> **Transcript data for document pages**
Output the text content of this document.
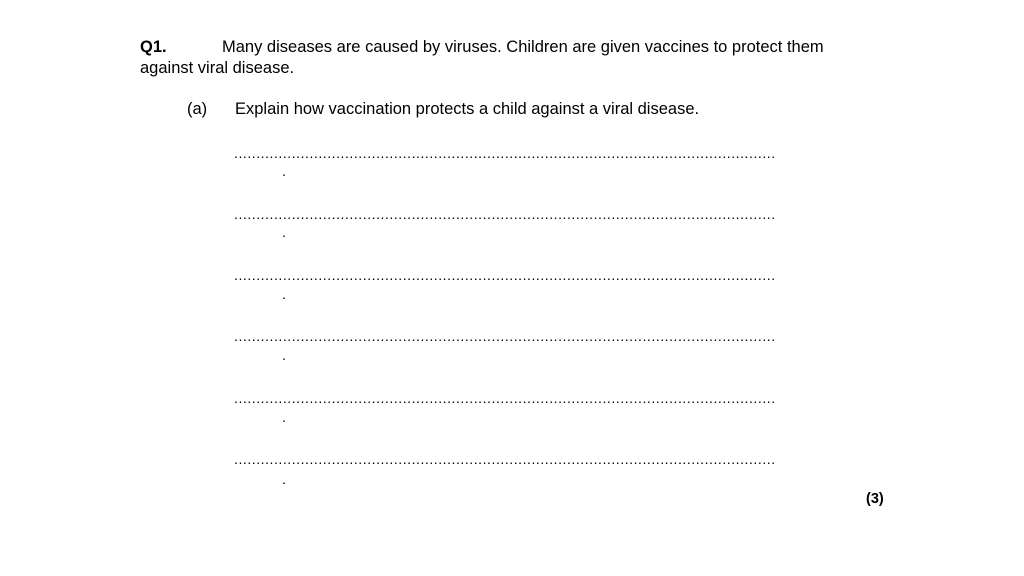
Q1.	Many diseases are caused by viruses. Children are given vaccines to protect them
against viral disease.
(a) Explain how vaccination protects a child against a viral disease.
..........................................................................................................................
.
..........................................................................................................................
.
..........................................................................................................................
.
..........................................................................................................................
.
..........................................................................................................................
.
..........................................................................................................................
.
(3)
...
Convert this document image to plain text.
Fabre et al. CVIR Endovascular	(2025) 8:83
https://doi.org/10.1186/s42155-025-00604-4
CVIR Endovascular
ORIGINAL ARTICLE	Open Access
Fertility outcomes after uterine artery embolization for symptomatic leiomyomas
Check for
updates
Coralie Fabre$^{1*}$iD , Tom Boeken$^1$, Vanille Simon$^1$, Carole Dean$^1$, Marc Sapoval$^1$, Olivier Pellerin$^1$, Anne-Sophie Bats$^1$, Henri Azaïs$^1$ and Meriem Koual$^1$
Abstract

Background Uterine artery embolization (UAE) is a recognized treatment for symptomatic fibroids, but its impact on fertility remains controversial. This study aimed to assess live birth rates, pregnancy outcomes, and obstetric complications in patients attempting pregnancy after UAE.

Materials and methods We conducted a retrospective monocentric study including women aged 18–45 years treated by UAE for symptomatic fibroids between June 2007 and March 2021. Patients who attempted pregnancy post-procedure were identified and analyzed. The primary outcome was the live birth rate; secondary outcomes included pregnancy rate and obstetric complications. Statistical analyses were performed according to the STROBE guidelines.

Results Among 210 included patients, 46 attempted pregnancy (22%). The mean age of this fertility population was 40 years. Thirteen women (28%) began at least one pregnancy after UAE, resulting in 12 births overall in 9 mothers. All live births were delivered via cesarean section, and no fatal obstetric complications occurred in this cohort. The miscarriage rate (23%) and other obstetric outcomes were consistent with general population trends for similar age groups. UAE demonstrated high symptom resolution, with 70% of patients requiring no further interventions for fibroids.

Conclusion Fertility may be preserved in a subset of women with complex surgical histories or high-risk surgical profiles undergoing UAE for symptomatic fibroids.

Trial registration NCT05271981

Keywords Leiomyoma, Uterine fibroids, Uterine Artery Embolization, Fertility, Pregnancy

> **EXERCISE PROMPT**
Your reply should be the number of lines in the entries that contain "complications", nothing more.

> **TASK ANSWER**
3